[Short task] Word for word, print each line of the listing below; pictures stay out.

[Data supplied]
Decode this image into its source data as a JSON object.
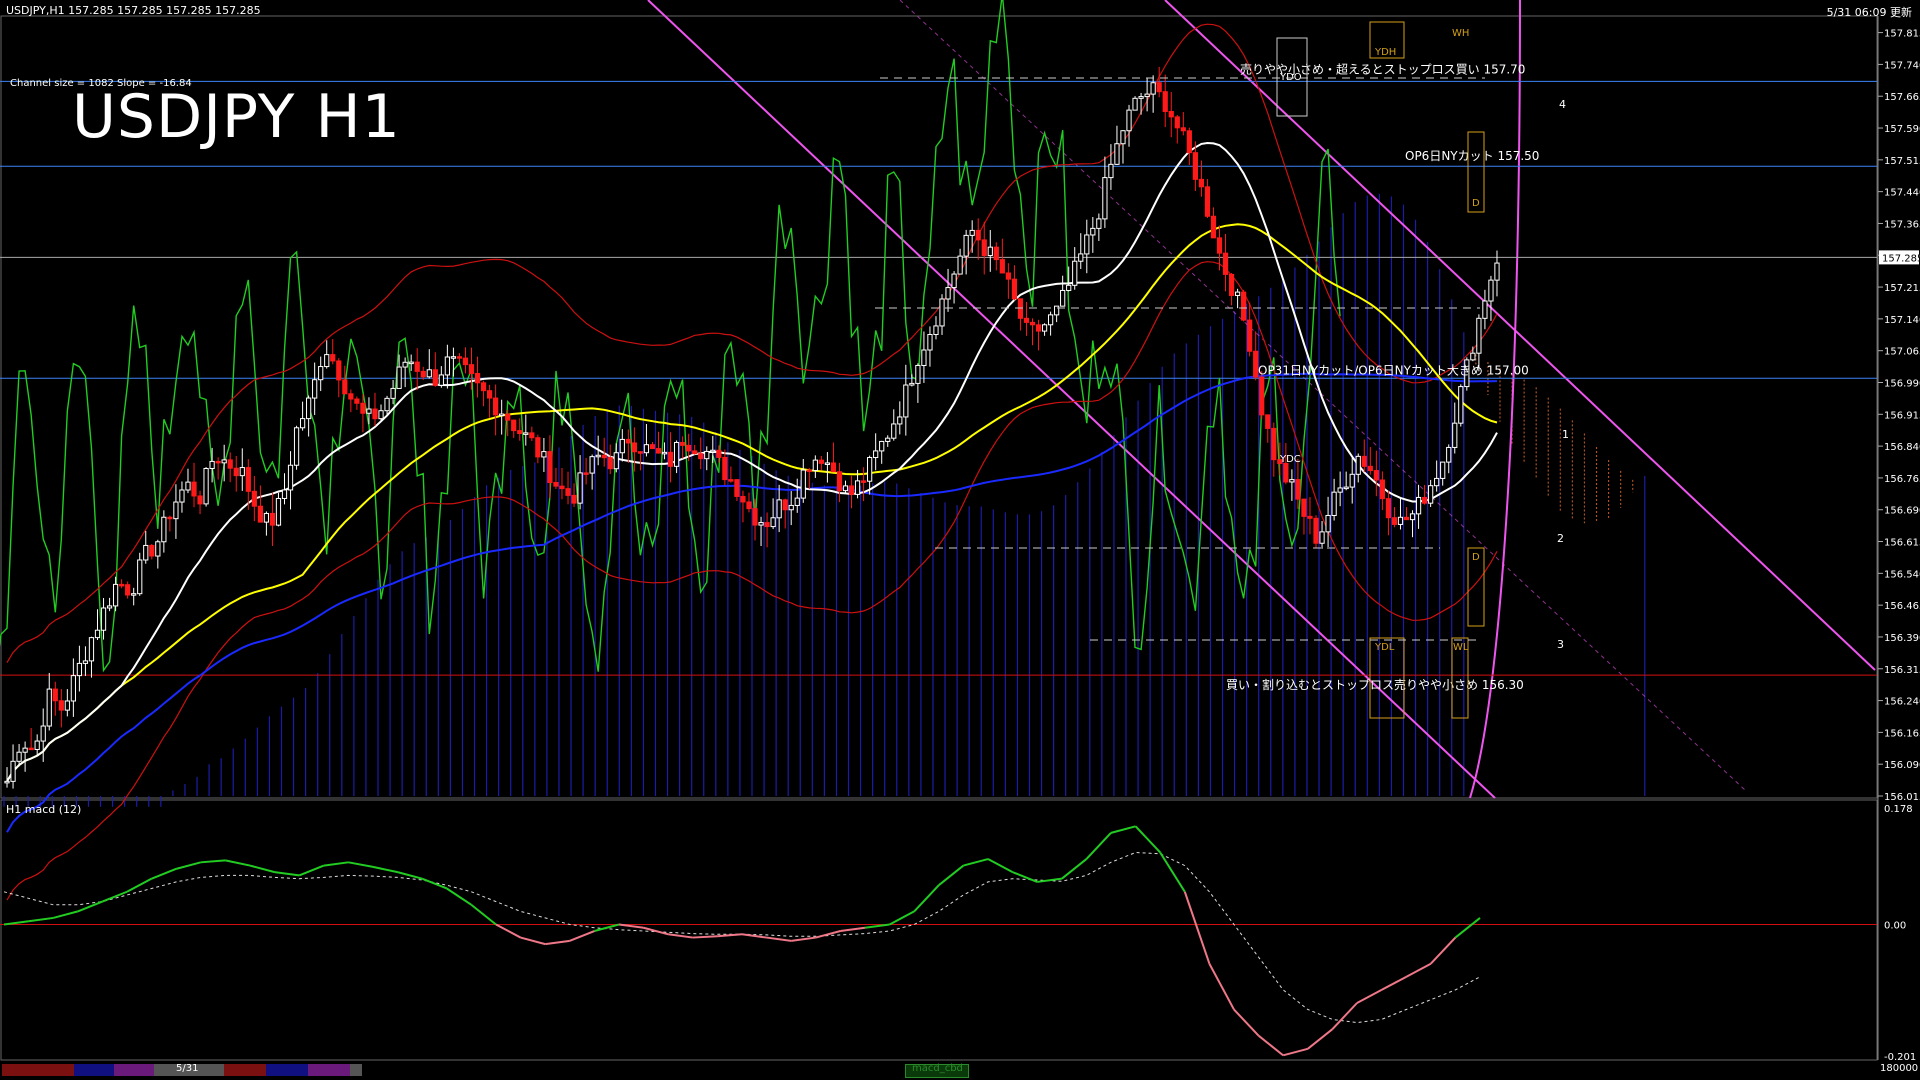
{
  "header": {
    "symbol_info": "USDJPY,H1   157.285 157.285 157.285 157.285",
    "datetime": "5/31 06:09 更新"
  },
  "overlay": {
    "title": "USDJPY H1",
    "channel_info": "Channel size = 1082  Slope = -16.84"
  },
  "annotations": {
    "sell_stop": "売りやや小さめ・超えるとストップロス買い 157.70",
    "cut_op6": "OP6日NYカット 157.50",
    "cut_op31": "OP31日NYカット/OP6日NYカット大きめ 157.00",
    "buy_stop": "買い・割り込むとストップロス売りやや小さめ 156.30",
    "ydh": "YDH",
    "ydo": "YDO",
    "ydc": "YDC",
    "ydl": "YDL",
    "wh": "WH",
    "wl": "WL",
    "d_upper": "D",
    "d_lower": "D",
    "n1": "1",
    "n2": "2",
    "n3": "3",
    "n4": "4"
  },
  "price_axis": {
    "ticks": [
      "157.815",
      "157.740",
      "157.665",
      "157.590",
      "157.515",
      "157.440",
      "157.365",
      "157.290",
      "157.215",
      "157.140",
      "157.065",
      "156.990",
      "156.915",
      "156.840",
      "156.765",
      "156.690",
      "156.615",
      "156.540",
      "156.465",
      "156.390",
      "156.315",
      "156.240",
      "156.165",
      "156.090",
      "156.015"
    ],
    "current": "157.285"
  },
  "macd_panel": {
    "label": "H1  macd (12)",
    "ticks": [
      "0.178",
      "0.00",
      "-0.201"
    ]
  },
  "bottom": {
    "date_tab": "5/31",
    "indicator_tab": "macd_cbd",
    "corner": "180000"
  },
  "colors": {
    "bg": "#000000",
    "bull": "#ffffff",
    "bear": "#ff1a1a",
    "ma_fast": "#ffffff",
    "ma_mid": "#ffff00",
    "ma_slow": "#1a2aff",
    "chikou": "#22cc22",
    "bollinger": "#cc1111",
    "kumo_upper": "#c05a22",
    "kumo_lower": "#2020bb",
    "channel": "#ee55ee",
    "level_line": "#3b82f6",
    "level_red": "#d01010",
    "macd_pos": "#22cc22",
    "macd_neg": "#ee7788"
  },
  "chart_data": {
    "type": "candlestick",
    "title": "USDJPY H1",
    "ylim": [
      156.015,
      157.84
    ],
    "current_price": 157.285,
    "horizontal_levels": [
      157.7,
      157.5,
      157.0,
      156.3
    ],
    "close_path": [
      156.05,
      156.15,
      156.12,
      156.25,
      156.22,
      156.3,
      156.38,
      156.45,
      156.52,
      156.5,
      156.58,
      156.62,
      156.7,
      156.75,
      156.72,
      156.82,
      156.8,
      156.78,
      156.7,
      156.65,
      156.72,
      156.88,
      156.95,
      157.08,
      157.02,
      156.95,
      156.9,
      156.92,
      156.98,
      157.05,
      157.02,
      157.0,
      157.04,
      157.02,
      156.98,
      156.95,
      156.92,
      156.88,
      156.85,
      156.8,
      156.74,
      156.72,
      156.78,
      156.82,
      156.8,
      156.86,
      156.84,
      156.82,
      156.8,
      156.86,
      156.84,
      156.82,
      156.78,
      156.74,
      156.68,
      156.66,
      156.7,
      156.72,
      156.8,
      156.82,
      156.78,
      156.72,
      156.76,
      156.82,
      156.88,
      156.95,
      157.05,
      157.12,
      157.2,
      157.28,
      157.35,
      157.3,
      157.26,
      157.18,
      157.1,
      157.12,
      157.15,
      157.22,
      157.3,
      157.38,
      157.5,
      157.6,
      157.66,
      157.68,
      157.65,
      157.58,
      157.5,
      157.4,
      157.28,
      157.2,
      157.1,
      156.92,
      156.8,
      156.75,
      156.68,
      156.62,
      156.7,
      156.76,
      156.82,
      156.78,
      156.7,
      156.66,
      156.68,
      156.74,
      156.8,
      156.92,
      157.05,
      157.18,
      157.285
    ]
  },
  "macd_data": {
    "macd": [
      0.0,
      0.005,
      0.01,
      0.02,
      0.035,
      0.05,
      0.07,
      0.085,
      0.095,
      0.098,
      0.09,
      0.08,
      0.075,
      0.09,
      0.095,
      0.088,
      0.08,
      0.07,
      0.055,
      0.03,
      0.0,
      -0.02,
      -0.03,
      -0.025,
      -0.01,
      0.0,
      -0.005,
      -0.015,
      -0.02,
      -0.018,
      -0.015,
      -0.02,
      -0.025,
      -0.02,
      -0.01,
      -0.005,
      0.0,
      0.02,
      0.06,
      0.09,
      0.1,
      0.08,
      0.065,
      0.07,
      0.1,
      0.14,
      0.15,
      0.11,
      0.05,
      -0.06,
      -0.13,
      -0.17,
      -0.2,
      -0.19,
      -0.16,
      -0.12,
      -0.1,
      -0.08,
      -0.06,
      -0.02,
      0.01
    ],
    "signal": [
      0.05,
      0.04,
      0.03,
      0.03,
      0.035,
      0.045,
      0.055,
      0.065,
      0.072,
      0.075,
      0.075,
      0.072,
      0.07,
      0.072,
      0.075,
      0.074,
      0.072,
      0.068,
      0.06,
      0.05,
      0.035,
      0.02,
      0.01,
      0.0,
      -0.005,
      -0.008,
      -0.01,
      -0.012,
      -0.014,
      -0.015,
      -0.015,
      -0.016,
      -0.018,
      -0.018,
      -0.016,
      -0.014,
      -0.01,
      0.0,
      0.02,
      0.045,
      0.065,
      0.07,
      0.068,
      0.066,
      0.075,
      0.095,
      0.11,
      0.108,
      0.09,
      0.05,
      0.0,
      -0.05,
      -0.1,
      -0.13,
      -0.145,
      -0.15,
      -0.145,
      -0.13,
      -0.115,
      -0.1,
      -0.08
    ],
    "ylim": [
      -0.201,
      0.178
    ]
  }
}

[Output of the exercise]
Decode this image into its source data as a JSON object.
{
  "header": {
    "symbol_info": "USDJPY,H1   157.285 157.285 157.285 157.285",
    "datetime": "5/31 06:09 更新"
  },
  "overlay": {
    "title": "USDJPY H1",
    "channel_info": "Channel size = 1082  Slope = -16.84"
  },
  "annotations": {
    "sell_stop": "売りやや小さめ・超えるとストップロス買い 157.70",
    "cut_op6": "OP6日NYカット 157.50",
    "cut_op31": "OP31日NYカット/OP6日NYカット大きめ 157.00",
    "buy_stop": "買い・割り込むとストップロス売りやや小さめ 156.30",
    "ydh": "YDH",
    "ydo": "YDO",
    "ydc": "YDC",
    "ydl": "YDL",
    "wh": "WH",
    "wl": "WL",
    "d_upper": "D",
    "d_lower": "D",
    "n1": "1",
    "n2": "2",
    "n3": "3",
    "n4": "4"
  },
  "price_axis": {
    "ticks": [
      "157.815",
      "157.740",
      "157.665",
      "157.590",
      "157.515",
      "157.440",
      "157.365",
      "157.290",
      "157.215",
      "157.140",
      "157.065",
      "156.990",
      "156.915",
      "156.840",
      "156.765",
      "156.690",
      "156.615",
      "156.540",
      "156.465",
      "156.390",
      "156.315",
      "156.240",
      "156.165",
      "156.090",
      "156.015"
    ],
    "current": "157.285"
  },
  "macd_panel": {
    "label": "H1  macd (12)",
    "ticks": [
      "0.178",
      "0.00",
      "-0.201"
    ]
  },
  "bottom": {
    "date_tab": "5/31",
    "indicator_tab": "macd_cbd",
    "corner": "180000"
  },
  "colors": {
    "bg": "#000000",
    "bull": "#ffffff",
    "bear": "#ff1a1a",
    "ma_fast": "#ffffff",
    "ma_mid": "#ffff00",
    "ma_slow": "#1a2aff",
    "chikou": "#22cc22",
    "bollinger": "#cc1111",
    "kumo_upper": "#c05a22",
    "kumo_lower": "#2020bb",
    "channel": "#ee55ee",
    "level_line": "#3b82f6",
    "level_red": "#d01010",
    "macd_pos": "#22cc22",
    "macd_neg": "#ee7788"
  },
  "chart_data": {
    "type": "candlestick",
    "title": "USDJPY H1",
    "ylim": [
      156.015,
      157.84
    ],
    "current_price": 157.285,
    "horizontal_levels": [
      157.7,
      157.5,
      157.0,
      156.3
    ],
    "close_path": [
      156.05,
      156.15,
      156.12,
      156.25,
      156.22,
      156.3,
      156.38,
      156.45,
      156.52,
      156.5,
      156.58,
      156.62,
      156.7,
      156.75,
      156.72,
      156.82,
      156.8,
      156.78,
      156.7,
      156.65,
      156.72,
      156.88,
      156.95,
      157.08,
      157.02,
      156.95,
      156.9,
      156.92,
      156.98,
      157.05,
      157.02,
      157.0,
      157.04,
      157.02,
      156.98,
      156.95,
      156.92,
      156.88,
      156.85,
      156.8,
      156.74,
      156.72,
      156.78,
      156.82,
      156.8,
      156.86,
      156.84,
      156.82,
      156.8,
      156.86,
      156.84,
      156.82,
      156.78,
      156.74,
      156.68,
      156.66,
      156.7,
      156.72,
      156.8,
      156.82,
      156.78,
      156.72,
      156.76,
      156.82,
      156.88,
      156.95,
      157.05,
      157.12,
      157.2,
      157.28,
      157.35,
      157.3,
      157.26,
      157.18,
      157.1,
      157.12,
      157.15,
      157.22,
      157.3,
      157.38,
      157.5,
      157.6,
      157.66,
      157.68,
      157.65,
      157.58,
      157.5,
      157.4,
      157.28,
      157.2,
      157.1,
      156.92,
      156.8,
      156.75,
      156.68,
      156.62,
      156.7,
      156.76,
      156.82,
      156.78,
      156.7,
      156.66,
      156.68,
      156.74,
      156.8,
      156.92,
      157.05,
      157.18,
      157.285
    ]
  },
  "macd_data": {
    "macd": [
      0.0,
      0.005,
      0.01,
      0.02,
      0.035,
      0.05,
      0.07,
      0.085,
      0.095,
      0.098,
      0.09,
      0.08,
      0.075,
      0.09,
      0.095,
      0.088,
      0.08,
      0.07,
      0.055,
      0.03,
      0.0,
      -0.02,
      -0.03,
      -0.025,
      -0.01,
      0.0,
      -0.005,
      -0.015,
      -0.02,
      -0.018,
      -0.015,
      -0.02,
      -0.025,
      -0.02,
      -0.01,
      -0.005,
      0.0,
      0.02,
      0.06,
      0.09,
      0.1,
      0.08,
      0.065,
      0.07,
      0.1,
      0.14,
      0.15,
      0.11,
      0.05,
      -0.06,
      -0.13,
      -0.17,
      -0.2,
      -0.19,
      -0.16,
      -0.12,
      -0.1,
      -0.08,
      -0.06,
      -0.02,
      0.01
    ],
    "signal": [
      0.05,
      0.04,
      0.03,
      0.03,
      0.035,
      0.045,
      0.055,
      0.065,
      0.072,
      0.075,
      0.075,
      0.072,
      0.07,
      0.072,
      0.075,
      0.074,
      0.072,
      0.068,
      0.06,
      0.05,
      0.035,
      0.02,
      0.01,
      0.0,
      -0.005,
      -0.008,
      -0.01,
      -0.012,
      -0.014,
      -0.015,
      -0.015,
      -0.016,
      -0.018,
      -0.018,
      -0.016,
      -0.014,
      -0.01,
      0.0,
      0.02,
      0.045,
      0.065,
      0.07,
      0.068,
      0.066,
      0.075,
      0.095,
      0.11,
      0.108,
      0.09,
      0.05,
      0.0,
      -0.05,
      -0.1,
      -0.13,
      -0.145,
      -0.15,
      -0.145,
      -0.13,
      -0.115,
      -0.1,
      -0.08
    ],
    "ylim": [
      -0.201,
      0.178
    ]
  }
}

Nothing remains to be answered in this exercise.